Reproduce the material exactly, omitting nothing.

^^^^^^^^^^^^^^^^

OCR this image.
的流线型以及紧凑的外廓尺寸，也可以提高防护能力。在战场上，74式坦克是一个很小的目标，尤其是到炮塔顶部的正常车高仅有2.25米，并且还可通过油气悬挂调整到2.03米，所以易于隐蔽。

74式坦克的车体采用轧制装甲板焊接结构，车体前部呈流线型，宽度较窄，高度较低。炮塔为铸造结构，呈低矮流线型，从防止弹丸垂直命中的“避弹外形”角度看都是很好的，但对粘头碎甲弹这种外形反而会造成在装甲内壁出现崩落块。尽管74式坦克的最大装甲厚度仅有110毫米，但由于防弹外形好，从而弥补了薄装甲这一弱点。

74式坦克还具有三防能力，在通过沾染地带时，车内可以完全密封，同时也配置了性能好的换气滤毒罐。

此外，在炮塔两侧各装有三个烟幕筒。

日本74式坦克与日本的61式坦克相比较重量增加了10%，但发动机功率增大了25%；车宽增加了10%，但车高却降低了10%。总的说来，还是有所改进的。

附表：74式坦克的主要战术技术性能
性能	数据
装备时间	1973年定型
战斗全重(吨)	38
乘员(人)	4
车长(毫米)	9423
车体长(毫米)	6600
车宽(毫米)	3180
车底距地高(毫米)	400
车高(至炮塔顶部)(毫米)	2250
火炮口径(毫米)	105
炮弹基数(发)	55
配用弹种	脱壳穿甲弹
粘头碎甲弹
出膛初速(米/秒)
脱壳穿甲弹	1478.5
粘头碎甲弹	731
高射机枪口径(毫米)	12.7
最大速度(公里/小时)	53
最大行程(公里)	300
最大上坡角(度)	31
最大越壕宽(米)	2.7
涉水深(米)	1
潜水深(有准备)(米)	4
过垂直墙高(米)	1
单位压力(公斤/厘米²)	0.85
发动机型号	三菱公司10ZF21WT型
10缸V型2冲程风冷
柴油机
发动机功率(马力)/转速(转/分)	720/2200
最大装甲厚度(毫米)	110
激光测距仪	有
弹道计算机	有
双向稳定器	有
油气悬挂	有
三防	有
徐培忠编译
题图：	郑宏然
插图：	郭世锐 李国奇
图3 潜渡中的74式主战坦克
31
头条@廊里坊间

^^^^^^^^^^^^^^^^

RESPONSE TO THE EXERCISE:
OCR this image.
的流线型以及紧凑的外廓尺寸，也可以提高防护能力。在战场上，74式坦克是一个很小的目标，尤其是到炮塔顶部的正常车高仅有2.25米，并且还可通过油气悬挂调整到2.03米，所以易于隐蔽。

74式坦克的车体采用轧制装甲板焊接结构，车体前部呈流线型，宽度较窄，高度较低。炮塔为铸造结构，呈低矮流线型，从防止弹丸垂直命中的“避弹外形”角度看都是很好的，但对粘头碎甲弹这种外形反而会造成在装甲内壁出现崩落块。尽管74式坦克的最大装甲厚度仅有110毫米，但由于防弹外形好，从而弥补了薄装甲这一弱点。

74式坦克还具有三防能力，在通过沾染地带时，车内可以完全密封，同时也配置了性能好的换气滤毒罐。

此外，在炮塔两侧各装有三个烟幕筒。

日本74式坦克与日本的61式坦克相比较重量增加了10%，但发动机功率增大了25%；车宽增加了10%，但车高却降低了10%。总的说来，还是有所改进的。

附表：74式坦克的主要战术技术性能
性能	数据
装备时间	1973年定型
战斗全重(吨)	38
乘员(人)	4
车长(毫米)	9423
车体长(毫米)	6600
车宽(毫米)	3180
车底距地高(毫米)	400
车高(至炮塔顶部)(毫米)	2250
火炮口径(毫米)	105
炮弹基数(发)	55
配用弹种	脱壳穿甲弹
粘头碎甲弹
出膛初速(米/秒)
脱壳穿甲弹	1478.5
粘头碎甲弹	731
高射机枪口径(毫米)	12.7
最大速度(公里/小时)	53
最大行程(公里)	300
最大上坡角(度)	31
最大越壕宽(米)	2.7
涉水深(米)	1
潜水深(有准备)(米)	4
过垂直墙高(米)	1
单位压力(公斤/厘米²)	0.85
发动机型号	三菱公司10ZF21WT型
10缸V型2冲程风冷
柴油机
发动机功率(马力)/转速(转/分)	720/2200
最大装甲厚度(毫米)	110
激光测距仪	有
弹道计算机	有
双向稳定器	有
油气悬挂	有
三防	有
徐培忠编译
题图：	郑宏然
插图：	郭世锐 李国奇
图3 潜渡中的74式主战坦克
31
头条@廊里坊间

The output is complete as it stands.